::: Data to process

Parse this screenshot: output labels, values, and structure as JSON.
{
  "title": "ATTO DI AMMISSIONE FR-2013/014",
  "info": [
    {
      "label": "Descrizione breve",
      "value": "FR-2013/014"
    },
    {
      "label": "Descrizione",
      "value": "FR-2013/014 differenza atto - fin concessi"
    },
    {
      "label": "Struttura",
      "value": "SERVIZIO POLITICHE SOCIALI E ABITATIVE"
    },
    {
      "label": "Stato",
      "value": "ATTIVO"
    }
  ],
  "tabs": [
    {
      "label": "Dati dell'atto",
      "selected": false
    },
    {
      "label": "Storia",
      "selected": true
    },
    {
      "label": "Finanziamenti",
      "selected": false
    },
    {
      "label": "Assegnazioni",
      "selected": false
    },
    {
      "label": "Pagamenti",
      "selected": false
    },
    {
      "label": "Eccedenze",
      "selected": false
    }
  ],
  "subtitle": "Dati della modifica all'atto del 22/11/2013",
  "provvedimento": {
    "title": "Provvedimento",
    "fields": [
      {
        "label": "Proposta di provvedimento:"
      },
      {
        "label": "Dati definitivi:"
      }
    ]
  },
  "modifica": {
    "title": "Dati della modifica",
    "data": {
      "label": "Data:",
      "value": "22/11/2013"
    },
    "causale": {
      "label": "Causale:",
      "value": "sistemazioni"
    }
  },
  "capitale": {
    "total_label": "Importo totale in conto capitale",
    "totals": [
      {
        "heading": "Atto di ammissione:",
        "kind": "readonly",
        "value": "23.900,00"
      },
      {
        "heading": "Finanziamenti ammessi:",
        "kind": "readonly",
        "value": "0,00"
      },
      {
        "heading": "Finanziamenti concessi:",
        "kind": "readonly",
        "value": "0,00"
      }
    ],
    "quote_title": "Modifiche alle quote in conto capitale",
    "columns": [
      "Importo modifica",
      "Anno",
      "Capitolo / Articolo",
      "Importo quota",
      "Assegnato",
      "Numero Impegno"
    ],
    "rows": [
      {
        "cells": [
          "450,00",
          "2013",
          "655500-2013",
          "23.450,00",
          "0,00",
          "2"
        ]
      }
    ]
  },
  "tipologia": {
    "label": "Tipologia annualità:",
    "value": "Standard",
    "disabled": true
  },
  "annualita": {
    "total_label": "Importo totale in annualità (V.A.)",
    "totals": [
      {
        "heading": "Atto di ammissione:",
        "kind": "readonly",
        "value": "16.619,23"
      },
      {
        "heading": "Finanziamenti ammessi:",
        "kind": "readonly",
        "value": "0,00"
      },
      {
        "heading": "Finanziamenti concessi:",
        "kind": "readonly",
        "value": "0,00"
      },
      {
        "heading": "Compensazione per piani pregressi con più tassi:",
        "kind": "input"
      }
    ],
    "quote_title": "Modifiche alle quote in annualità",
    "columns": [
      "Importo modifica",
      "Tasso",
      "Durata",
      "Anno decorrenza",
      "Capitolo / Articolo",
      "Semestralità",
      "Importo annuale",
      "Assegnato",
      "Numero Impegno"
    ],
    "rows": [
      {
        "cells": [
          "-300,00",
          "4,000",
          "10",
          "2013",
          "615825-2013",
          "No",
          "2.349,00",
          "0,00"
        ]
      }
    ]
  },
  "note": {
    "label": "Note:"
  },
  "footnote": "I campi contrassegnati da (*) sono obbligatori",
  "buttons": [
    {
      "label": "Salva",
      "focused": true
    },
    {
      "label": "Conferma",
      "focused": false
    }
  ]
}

::::::

◆ **Set exercise**:
Pull out each line of the entries that contains "Descrizione".

◆ **Solution below**:
      "label": "Descrizione breve",
      "label": "Descrizione",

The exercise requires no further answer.